Extracted entries:
==================================================
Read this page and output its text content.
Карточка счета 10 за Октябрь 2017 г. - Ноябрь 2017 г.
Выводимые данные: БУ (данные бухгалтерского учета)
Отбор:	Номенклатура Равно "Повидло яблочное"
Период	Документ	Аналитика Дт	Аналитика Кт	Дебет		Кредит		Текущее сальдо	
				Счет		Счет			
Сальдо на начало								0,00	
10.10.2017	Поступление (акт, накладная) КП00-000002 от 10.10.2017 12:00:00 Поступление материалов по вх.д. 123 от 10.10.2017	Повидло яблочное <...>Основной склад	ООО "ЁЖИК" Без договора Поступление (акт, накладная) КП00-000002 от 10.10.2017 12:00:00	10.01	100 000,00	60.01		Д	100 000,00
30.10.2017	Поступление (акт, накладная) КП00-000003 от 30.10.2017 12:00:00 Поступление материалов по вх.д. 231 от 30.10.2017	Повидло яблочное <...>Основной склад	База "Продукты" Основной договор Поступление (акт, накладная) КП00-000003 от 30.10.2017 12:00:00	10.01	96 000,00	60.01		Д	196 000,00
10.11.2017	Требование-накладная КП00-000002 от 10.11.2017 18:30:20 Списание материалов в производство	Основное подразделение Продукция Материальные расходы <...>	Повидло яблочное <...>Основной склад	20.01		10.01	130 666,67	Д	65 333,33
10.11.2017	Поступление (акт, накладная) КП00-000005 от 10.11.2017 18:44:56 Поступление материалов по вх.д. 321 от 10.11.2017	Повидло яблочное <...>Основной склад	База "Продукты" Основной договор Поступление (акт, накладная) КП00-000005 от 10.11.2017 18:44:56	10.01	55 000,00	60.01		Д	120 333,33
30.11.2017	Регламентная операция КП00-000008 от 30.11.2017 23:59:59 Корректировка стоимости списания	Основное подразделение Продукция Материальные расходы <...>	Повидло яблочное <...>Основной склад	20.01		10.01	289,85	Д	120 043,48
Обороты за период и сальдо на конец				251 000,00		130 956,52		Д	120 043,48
==================================================
What you should do: Copy out each record, keeping every word as it is.

Correct answer:
Read this page and output its text content.
Карточка счета 10 за Октябрь 2017 г. - Ноябрь 2017 г.
Выводимые данные: БУ (данные бухгалтерского учета)
Отбор:	Номенклатура Равно "Повидло яблочное"
Период	Документ	Аналитика Дт	Аналитика Кт	Дебет		Кредит		Текущее сальдо	
				Счет		Счет			
Сальдо на начало								0,00	
10.10.2017	Поступление (акт, накладная) КП00-000002 от 10.10.2017 12:00:00 Поступление материалов по вх.д. 123 от 10.10.2017	Повидло яблочное <...>Основной склад	ООО "ЁЖИК" Без договора Поступление (акт, накладная) КП00-000002 от 10.10.2017 12:00:00	10.01	100 000,00	60.01		Д	100 000,00
30.10.2017	Поступление (акт, накладная) КП00-000003 от 30.10.2017 12:00:00 Поступление материалов по вх.д. 231 от 30.10.2017	Повидло яблочное <...>Основной склад	База "Продукты" Основной договор Поступление (акт, накладная) КП00-000003 от 30.10.2017 12:00:00	10.01	96 000,00	60.01		Д	196 000,00
10.11.2017	Требование-накладная КП00-000002 от 10.11.2017 18:30:20 Списание материалов в производство	Основное подразделение Продукция Материальные расходы <...>	Повидло яблочное <...>Основной склад	20.01		10.01	130 666,67	Д	65 333,33
10.11.2017	Поступление (акт, накладная) КП00-000005 от 10.11.2017 18:44:56 Поступление материалов по вх.д. 321 от 10.11.2017	Повидло яблочное <...>Основной склад	База "Продукты" Основной договор Поступление (акт, накладная) КП00-000005 от 10.11.2017 18:44:56	10.01	55 000,00	60.01		Д	120 333,33
30.11.2017	Регламентная операция КП00-000008 от 30.11.2017 23:59:59 Корректировка стоимости списания	Основное подразделение Продукция Материальные расходы <...>	Повидло яблочное <...>Основной склад	20.01		10.01	289,85	Д	120 043,48
Обороты за период и сальдо на конец				251 000,00		130 956,52		Д	120 043,48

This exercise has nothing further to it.